* **What you are asked to do**:
Determine how many lines of the records include "zijn", and answer with the number alone.

(Items from a data source)

▬▬▬▬▬▬

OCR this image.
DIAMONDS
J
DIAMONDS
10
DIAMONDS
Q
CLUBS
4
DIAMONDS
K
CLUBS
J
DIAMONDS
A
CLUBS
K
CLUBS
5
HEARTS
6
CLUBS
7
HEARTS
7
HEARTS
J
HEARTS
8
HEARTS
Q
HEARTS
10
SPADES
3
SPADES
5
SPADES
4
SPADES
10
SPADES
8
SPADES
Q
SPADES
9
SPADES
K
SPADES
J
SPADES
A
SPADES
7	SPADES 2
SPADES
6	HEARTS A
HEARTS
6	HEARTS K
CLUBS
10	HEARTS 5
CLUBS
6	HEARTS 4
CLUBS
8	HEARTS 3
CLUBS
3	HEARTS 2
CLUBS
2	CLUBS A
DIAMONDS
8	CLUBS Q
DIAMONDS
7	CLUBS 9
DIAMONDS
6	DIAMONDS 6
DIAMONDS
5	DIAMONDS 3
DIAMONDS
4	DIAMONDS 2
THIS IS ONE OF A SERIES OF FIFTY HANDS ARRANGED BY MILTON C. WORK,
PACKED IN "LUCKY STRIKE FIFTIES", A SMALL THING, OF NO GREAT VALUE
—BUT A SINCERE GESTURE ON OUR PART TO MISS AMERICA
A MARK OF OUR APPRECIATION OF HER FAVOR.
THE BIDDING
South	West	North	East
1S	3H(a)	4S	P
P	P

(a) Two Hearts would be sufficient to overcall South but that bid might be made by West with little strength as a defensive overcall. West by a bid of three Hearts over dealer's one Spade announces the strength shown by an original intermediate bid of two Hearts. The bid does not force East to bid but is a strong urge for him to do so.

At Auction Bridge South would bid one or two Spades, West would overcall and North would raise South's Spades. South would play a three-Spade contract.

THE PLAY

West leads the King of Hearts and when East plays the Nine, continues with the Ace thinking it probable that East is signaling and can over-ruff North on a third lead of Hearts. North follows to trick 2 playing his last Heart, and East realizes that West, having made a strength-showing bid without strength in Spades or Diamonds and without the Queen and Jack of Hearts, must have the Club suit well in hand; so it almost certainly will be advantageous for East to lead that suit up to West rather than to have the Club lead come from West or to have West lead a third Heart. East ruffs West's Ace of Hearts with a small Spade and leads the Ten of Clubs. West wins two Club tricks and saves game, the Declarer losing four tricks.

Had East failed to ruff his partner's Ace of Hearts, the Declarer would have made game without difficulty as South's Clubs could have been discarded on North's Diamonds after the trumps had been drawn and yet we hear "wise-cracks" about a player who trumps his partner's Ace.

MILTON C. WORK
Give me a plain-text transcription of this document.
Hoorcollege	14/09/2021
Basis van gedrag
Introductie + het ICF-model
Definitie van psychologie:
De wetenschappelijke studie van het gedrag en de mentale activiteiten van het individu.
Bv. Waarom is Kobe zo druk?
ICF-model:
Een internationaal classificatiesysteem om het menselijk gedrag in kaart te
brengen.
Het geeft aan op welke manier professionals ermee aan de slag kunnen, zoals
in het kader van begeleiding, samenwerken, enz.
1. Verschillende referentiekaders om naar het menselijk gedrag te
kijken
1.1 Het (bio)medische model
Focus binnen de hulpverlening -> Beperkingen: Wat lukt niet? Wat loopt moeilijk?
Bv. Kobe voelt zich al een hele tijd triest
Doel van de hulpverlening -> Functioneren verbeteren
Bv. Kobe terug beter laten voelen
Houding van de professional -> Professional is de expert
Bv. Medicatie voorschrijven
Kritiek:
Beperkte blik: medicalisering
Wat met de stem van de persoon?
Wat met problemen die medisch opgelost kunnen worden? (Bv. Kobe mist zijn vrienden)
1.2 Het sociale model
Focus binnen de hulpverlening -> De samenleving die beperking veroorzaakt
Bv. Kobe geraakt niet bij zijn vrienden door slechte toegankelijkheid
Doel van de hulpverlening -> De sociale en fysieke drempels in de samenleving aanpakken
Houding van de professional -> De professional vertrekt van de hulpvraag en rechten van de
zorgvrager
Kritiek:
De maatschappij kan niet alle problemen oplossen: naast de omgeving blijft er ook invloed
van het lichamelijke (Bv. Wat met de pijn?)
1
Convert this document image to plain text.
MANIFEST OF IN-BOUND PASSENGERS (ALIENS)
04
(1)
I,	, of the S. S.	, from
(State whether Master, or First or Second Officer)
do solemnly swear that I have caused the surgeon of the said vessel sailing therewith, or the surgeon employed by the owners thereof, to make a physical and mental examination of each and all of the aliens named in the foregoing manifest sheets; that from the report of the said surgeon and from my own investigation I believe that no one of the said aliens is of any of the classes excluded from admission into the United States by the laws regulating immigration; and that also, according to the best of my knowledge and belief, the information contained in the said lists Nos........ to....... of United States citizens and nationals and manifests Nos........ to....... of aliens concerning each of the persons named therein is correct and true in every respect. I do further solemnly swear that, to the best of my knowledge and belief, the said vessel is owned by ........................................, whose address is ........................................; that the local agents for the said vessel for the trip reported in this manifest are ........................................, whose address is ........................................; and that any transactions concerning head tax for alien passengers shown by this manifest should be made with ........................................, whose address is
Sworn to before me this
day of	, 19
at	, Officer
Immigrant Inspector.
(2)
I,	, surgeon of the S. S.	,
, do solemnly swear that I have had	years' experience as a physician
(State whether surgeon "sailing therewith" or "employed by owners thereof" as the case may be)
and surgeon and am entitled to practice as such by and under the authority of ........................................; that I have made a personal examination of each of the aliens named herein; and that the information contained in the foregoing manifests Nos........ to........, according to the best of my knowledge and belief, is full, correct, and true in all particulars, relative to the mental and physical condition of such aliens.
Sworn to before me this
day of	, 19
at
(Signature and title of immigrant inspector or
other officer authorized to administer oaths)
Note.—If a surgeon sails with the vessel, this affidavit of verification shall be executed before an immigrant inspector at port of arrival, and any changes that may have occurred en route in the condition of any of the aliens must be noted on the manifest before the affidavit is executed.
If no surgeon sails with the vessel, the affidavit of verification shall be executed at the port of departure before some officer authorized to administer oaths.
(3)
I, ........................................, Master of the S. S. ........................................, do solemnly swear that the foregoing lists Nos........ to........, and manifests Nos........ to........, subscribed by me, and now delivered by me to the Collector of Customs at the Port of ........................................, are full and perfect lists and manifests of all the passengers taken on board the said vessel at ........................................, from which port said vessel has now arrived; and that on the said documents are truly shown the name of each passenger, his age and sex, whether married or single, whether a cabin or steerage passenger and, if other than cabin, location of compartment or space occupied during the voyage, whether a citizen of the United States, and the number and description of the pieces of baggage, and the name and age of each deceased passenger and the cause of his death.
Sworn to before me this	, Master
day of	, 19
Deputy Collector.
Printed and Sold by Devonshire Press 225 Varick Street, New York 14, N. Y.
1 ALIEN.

▬▬▬▬▬▬

* **Answer below**:
2